Aufgabenstellung: Schreibe das Interview mit Andy von OMD über das neue Album im Anschluss an den letzten Satz weiter.

Vorgegebener Text:
##########
Andy: Unser Ziel lag irgendwo dazwischen. Das Gute ist: Electro ist ja momentan wieder total angesagt. Das heißt: Auch OMD ist cool! Es ist cool, wie OMD zu klingen. Und wir klingen einfach wie wir selbst. Wir wollten nicht wie irgendein Electro-Abklatsch klingen. Aber natürlich wollten wir moderne Produktionsmittel verwenden. Die Scheibe klingt also wie eine OMD-Version aus dem Jahr 2010.
motor.de: Euer neues Album habt Ihr euch ja von Mike Crossey produzieren lassen, der in der Vergangenheit vor allem mit jungen Künstlern, z.B. den Arctic Monkeys oder Razorlight, zusammenarbeitete. Warum gerade er?
Andy: Hauptsächlich, weil wir dachten, dass er uns einen modernen, frischen Sound verleihen könnte. Mal davon abgesehen bin ich seit zehn Jahren mit ihm befreundet. Als er 20 Jahre alt war, wurde er mein Studio-Engineer, nachdem er das Liverpooler Musikcollege verließ. Ich habe seine Karriere verfolgt und mitbekommen, wie es immer mehr bergauf mit ihm ging. Er verließ mich dann nach drei Jahren und produzierte darauf die Arctic Monkeys, Razorlight und Blood Red Shoes. Hin und wieder mietet er heute mein Studio. Er ist ein große Produzent und jeder kommt zu ihm. Ich habe in dem gleichen Gebäude ein Zimmer und habe ihn dann einmal gerufen: „Hey, willst du unser neues Album mixen?“ Und er so: „Na klar!“ Das ist eine sehr coole Connection.
OMD – If You Want It
motor.de: Man könnte ja fast meinen, dass Ihr nun auch die jüngere Generation für OMD begeistern wollt…
Andy: Ich denke natürlich nicht, dass sich Fans der Arctic Monkeys das neue OMD-Album kaufen werden, nur weil Mike es produziert hat. Wie schon gesagt: Wir haben das Album für uns gemacht. Wir sind glücklich darüber, wie wir selbst zu klingen. Wir wollten halt mal neue Produktionstechniken verwenden.
##########
Einträge:
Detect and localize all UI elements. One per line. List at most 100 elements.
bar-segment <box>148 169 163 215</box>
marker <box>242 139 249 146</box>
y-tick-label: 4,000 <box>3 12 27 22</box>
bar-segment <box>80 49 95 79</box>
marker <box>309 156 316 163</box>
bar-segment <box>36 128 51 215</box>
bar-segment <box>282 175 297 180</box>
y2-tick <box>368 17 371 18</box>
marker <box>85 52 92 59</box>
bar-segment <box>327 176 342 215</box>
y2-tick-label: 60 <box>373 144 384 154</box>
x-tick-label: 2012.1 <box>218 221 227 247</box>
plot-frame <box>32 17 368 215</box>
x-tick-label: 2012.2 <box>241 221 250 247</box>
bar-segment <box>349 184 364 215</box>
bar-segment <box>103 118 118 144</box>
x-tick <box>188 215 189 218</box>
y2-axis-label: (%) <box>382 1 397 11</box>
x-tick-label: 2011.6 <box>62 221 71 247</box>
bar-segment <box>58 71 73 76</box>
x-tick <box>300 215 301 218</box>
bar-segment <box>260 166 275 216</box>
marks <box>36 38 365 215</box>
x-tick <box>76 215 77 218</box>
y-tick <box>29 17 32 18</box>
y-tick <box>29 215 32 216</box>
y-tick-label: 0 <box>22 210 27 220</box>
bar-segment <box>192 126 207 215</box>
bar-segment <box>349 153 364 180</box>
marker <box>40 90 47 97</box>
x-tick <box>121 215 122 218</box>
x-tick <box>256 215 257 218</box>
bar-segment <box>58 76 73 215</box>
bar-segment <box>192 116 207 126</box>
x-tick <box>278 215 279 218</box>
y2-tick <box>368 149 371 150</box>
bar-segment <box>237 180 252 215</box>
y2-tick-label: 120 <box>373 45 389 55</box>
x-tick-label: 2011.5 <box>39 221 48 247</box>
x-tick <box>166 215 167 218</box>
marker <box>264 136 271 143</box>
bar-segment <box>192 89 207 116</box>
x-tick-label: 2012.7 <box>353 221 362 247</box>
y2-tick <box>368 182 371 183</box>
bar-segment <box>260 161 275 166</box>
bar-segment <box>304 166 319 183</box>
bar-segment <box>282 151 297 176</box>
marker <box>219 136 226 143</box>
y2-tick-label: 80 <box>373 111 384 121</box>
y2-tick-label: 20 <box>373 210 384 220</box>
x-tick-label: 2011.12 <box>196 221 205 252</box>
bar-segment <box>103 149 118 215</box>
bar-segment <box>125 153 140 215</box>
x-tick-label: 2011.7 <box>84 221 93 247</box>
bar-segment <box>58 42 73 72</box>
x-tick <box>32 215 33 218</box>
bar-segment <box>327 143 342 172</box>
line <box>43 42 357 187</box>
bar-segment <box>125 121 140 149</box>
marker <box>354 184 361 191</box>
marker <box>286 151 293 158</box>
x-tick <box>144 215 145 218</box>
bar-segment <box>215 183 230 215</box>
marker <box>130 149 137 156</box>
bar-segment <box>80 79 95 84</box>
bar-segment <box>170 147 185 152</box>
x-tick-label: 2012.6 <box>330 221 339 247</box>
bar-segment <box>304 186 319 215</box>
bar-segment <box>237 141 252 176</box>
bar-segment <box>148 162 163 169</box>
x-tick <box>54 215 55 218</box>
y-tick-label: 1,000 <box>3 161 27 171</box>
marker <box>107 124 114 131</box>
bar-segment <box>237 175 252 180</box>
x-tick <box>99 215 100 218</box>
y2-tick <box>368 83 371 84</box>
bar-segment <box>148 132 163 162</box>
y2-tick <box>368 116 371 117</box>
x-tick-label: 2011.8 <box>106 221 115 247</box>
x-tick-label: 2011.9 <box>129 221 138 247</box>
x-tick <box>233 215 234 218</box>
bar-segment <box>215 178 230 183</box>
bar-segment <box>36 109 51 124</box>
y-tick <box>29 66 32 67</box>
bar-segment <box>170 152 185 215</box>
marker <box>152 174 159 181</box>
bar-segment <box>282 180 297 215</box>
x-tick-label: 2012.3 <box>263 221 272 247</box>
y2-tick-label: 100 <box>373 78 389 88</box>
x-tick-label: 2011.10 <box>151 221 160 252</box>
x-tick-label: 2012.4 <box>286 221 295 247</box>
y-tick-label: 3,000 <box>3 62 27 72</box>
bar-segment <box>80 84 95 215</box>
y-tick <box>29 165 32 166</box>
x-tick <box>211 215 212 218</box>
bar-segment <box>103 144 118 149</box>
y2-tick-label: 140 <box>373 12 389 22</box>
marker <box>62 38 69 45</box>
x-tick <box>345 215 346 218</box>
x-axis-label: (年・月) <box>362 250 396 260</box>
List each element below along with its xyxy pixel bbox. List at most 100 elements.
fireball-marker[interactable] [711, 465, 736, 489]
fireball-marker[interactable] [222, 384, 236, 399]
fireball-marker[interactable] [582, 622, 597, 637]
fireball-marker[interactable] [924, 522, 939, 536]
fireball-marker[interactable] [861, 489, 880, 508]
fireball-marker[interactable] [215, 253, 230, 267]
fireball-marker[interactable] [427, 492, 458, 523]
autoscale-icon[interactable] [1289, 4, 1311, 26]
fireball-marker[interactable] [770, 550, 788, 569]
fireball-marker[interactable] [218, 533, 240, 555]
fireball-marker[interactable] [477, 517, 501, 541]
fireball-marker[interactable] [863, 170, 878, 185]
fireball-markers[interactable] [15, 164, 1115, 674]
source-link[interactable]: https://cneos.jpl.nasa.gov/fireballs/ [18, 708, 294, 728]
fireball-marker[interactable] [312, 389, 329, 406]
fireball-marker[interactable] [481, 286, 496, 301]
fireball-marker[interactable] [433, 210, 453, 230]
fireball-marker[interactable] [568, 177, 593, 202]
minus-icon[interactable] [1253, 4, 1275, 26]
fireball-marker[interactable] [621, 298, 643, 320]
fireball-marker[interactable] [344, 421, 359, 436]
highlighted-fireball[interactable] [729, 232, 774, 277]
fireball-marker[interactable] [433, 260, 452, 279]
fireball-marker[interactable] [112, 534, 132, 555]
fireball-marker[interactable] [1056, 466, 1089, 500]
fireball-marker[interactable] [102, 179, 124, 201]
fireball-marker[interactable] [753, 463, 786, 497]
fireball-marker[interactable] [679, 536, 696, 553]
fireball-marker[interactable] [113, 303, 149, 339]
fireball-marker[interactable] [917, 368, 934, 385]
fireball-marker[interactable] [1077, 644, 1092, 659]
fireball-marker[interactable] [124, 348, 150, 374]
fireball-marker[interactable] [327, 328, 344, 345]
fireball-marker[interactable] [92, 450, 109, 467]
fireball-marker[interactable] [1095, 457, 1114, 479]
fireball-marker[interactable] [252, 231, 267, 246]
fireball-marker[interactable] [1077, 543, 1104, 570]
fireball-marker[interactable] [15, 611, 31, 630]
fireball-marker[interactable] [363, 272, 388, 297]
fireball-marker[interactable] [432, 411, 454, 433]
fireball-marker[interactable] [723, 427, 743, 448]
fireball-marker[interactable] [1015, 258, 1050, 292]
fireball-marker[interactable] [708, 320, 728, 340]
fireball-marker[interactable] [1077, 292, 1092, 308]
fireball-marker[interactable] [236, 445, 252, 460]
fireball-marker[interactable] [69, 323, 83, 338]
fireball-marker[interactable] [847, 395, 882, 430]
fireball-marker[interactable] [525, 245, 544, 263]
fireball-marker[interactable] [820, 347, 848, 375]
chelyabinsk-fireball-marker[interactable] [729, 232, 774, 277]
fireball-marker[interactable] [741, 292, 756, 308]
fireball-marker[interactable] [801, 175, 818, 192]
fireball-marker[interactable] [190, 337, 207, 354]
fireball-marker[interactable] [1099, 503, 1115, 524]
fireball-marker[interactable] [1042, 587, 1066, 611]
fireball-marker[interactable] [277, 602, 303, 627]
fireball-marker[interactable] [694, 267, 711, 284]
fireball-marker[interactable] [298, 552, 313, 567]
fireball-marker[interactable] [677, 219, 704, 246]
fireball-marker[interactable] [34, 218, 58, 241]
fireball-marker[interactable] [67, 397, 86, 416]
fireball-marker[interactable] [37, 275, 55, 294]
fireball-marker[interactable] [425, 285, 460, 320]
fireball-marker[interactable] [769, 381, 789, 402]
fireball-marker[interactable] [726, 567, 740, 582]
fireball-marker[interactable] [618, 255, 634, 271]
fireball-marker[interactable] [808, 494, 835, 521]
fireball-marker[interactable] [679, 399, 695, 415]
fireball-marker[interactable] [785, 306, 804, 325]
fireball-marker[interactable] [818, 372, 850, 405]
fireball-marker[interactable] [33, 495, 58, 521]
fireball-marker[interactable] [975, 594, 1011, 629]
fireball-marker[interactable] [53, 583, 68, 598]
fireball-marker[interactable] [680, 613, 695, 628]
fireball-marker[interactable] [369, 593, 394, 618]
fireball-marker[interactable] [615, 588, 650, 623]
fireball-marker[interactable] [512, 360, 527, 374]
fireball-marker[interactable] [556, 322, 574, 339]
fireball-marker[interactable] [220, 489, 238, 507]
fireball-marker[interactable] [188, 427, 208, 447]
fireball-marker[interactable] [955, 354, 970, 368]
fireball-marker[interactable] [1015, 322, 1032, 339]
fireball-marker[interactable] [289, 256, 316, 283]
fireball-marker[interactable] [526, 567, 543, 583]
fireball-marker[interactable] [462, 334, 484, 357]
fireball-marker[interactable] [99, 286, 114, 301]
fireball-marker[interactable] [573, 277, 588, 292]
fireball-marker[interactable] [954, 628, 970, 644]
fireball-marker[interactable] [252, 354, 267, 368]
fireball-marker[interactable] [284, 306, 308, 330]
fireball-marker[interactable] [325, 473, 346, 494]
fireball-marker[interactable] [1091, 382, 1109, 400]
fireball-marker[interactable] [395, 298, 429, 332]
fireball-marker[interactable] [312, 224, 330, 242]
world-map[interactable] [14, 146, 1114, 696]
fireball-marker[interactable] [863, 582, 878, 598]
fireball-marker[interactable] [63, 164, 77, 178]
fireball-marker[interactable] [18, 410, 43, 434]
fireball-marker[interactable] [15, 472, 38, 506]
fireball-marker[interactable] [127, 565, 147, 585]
##########
Lösung:
motor.de: In Euer ersten Single „If You Want It“ gibt es die Textzeile „Nothing ventured, nothing gained“ (dt.: Wer nicht wagt, der nicht gewinnt). Seid Ihr wirklich experimentierfreudig gewesen? Habt ihr Dinge getan, die ihr noch nie zuvor gemacht habt?
Andy: Es gibt einige Dinge auf dem Album, die neu für uns waren. Bei den Lyrics ist vieles neu, es gab halt eine neue Art, eine Platte aufzunehmen. Und dann natürlich die neuen Sounds! Wir haben einen Song auf dem Longplayer, da sind gar keine Drums dabei – sondern lediglich Fußschritte. OMD sind immer dann am besten, wenn sie etwas ausprobieren, dass sie noch nie gemacht haben.
motor.de: Von den 80ern inspirierte Musik ist ja momentan ziemlich en vogue. Was hälst Du von diesem Revival?
Andy: Auf der einen Seite bin ich glücklich darüber, da sich Leute für diese alten Sachen interessieren. Mir tut irgendwie die Musikindustrie leid. Sie ist ja momentan in einer postmodernen Ära. Wann ging das alles los mit Frank Sinatra, Glenn Miller und Buddy Holly? Das ist ja schon über 70 Jahre her oder so. Man kann keine großartigen neuen Wege mehr gehen. Somit schlägt sich die Musikindustrie selbst. In fünf Jahren werden Oasis wieder in Mode sein.
motor.de: Was hälst Du zum Beispiel von La Roux?
Andy: Ich bin kein großer Fan von denen. Um ehrlich zu sein: Die Musik klingt so, als hätten sie versucht, das erste Depeche Mode-Album zu kopieren. Ihr Gesang ist größtenteils peinlich.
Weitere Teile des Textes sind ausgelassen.